◆ **TASK DETAILS**
Your task is to copy every line of the records below that contains "folder".

══════

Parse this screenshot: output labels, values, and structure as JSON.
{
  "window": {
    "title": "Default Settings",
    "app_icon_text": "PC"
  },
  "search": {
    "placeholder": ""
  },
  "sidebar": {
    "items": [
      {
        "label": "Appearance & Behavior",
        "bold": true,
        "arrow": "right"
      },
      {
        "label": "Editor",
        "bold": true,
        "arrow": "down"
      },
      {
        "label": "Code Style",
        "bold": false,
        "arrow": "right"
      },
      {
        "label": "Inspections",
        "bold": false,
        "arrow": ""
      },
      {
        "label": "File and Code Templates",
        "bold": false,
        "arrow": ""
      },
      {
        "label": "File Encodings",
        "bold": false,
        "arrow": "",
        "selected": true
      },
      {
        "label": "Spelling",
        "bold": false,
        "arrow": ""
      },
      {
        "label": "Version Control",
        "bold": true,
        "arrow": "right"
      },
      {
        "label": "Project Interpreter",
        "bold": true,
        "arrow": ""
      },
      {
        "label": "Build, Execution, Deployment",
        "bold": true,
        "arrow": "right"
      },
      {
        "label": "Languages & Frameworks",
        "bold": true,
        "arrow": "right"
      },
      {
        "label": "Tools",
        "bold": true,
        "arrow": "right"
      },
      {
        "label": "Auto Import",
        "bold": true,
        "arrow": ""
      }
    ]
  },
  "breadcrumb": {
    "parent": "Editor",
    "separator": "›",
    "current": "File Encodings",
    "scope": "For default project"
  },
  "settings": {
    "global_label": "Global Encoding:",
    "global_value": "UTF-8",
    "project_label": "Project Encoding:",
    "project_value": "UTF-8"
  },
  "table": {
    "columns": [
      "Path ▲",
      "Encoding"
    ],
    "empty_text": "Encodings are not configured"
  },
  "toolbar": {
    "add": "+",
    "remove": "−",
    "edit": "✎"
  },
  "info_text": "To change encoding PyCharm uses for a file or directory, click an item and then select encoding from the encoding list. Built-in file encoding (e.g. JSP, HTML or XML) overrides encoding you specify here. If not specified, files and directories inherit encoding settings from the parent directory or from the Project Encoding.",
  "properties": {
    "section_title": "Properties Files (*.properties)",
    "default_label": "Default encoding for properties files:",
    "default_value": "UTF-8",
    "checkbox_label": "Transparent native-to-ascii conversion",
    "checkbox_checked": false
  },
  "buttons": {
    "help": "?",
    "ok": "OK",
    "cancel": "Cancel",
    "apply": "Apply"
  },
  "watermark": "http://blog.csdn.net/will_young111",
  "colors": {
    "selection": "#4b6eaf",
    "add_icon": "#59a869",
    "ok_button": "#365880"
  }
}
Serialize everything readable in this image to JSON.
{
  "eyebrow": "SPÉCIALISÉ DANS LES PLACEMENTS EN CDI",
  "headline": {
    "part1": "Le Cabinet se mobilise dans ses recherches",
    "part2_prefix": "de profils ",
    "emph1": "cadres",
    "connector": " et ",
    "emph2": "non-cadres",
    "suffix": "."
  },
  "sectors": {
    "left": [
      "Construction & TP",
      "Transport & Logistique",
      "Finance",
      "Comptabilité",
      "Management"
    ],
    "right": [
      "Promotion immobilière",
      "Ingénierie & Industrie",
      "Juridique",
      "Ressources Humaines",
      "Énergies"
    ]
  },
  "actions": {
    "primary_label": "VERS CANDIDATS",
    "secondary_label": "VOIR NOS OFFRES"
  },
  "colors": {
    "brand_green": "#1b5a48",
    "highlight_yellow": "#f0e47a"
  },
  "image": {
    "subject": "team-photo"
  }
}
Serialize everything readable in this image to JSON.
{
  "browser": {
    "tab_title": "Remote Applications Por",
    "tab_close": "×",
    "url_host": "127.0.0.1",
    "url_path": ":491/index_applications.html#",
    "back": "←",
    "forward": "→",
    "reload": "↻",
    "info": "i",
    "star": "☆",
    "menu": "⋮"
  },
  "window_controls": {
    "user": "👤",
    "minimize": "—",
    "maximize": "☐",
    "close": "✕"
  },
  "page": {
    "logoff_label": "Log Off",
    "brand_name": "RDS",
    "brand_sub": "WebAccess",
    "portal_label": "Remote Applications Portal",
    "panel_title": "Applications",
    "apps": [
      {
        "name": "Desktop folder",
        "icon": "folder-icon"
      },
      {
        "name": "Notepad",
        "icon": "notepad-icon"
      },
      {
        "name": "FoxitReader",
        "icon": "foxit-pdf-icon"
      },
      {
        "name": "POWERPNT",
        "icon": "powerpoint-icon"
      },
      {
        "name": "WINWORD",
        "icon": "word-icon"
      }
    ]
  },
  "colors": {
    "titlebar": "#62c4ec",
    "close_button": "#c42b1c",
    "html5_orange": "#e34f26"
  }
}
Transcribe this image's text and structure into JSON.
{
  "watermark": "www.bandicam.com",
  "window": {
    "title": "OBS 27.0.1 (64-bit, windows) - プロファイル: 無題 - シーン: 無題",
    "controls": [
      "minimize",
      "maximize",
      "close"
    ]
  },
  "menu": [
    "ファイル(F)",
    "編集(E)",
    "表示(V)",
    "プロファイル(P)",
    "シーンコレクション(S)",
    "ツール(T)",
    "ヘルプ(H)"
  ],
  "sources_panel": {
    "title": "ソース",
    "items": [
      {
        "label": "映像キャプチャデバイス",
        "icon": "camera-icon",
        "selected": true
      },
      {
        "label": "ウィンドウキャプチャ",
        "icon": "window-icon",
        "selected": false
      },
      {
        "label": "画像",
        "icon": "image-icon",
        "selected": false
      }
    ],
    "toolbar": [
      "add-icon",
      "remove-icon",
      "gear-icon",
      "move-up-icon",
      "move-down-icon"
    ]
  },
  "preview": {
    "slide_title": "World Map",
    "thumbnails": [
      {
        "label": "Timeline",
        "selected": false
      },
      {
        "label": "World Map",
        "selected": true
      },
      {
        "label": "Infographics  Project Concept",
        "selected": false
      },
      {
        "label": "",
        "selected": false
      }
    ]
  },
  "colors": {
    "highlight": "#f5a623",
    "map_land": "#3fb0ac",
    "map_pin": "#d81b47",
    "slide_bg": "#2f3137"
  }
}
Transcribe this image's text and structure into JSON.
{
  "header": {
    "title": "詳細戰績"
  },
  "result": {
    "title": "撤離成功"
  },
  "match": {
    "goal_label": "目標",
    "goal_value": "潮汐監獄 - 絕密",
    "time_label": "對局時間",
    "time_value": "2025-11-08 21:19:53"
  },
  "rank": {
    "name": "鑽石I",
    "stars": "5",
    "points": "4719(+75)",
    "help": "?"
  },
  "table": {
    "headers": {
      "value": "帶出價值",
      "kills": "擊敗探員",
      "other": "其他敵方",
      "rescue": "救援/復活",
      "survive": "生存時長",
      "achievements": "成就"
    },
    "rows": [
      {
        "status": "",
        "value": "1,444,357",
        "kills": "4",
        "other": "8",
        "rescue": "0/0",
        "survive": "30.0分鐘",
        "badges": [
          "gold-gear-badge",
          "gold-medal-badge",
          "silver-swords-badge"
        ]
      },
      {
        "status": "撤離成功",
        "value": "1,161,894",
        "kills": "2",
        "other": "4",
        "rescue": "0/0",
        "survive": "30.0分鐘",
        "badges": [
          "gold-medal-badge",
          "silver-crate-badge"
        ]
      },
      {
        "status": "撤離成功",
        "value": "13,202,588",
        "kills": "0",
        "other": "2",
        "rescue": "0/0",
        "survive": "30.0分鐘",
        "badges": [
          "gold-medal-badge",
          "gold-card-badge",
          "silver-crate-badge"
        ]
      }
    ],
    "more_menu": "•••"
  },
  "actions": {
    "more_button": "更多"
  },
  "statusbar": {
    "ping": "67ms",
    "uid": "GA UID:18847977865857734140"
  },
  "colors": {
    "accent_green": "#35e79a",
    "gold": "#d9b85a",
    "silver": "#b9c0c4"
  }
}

══════

◆ **FINAL ANSWER**
        "name": "Desktop folder",
        "icon": "folder-icon"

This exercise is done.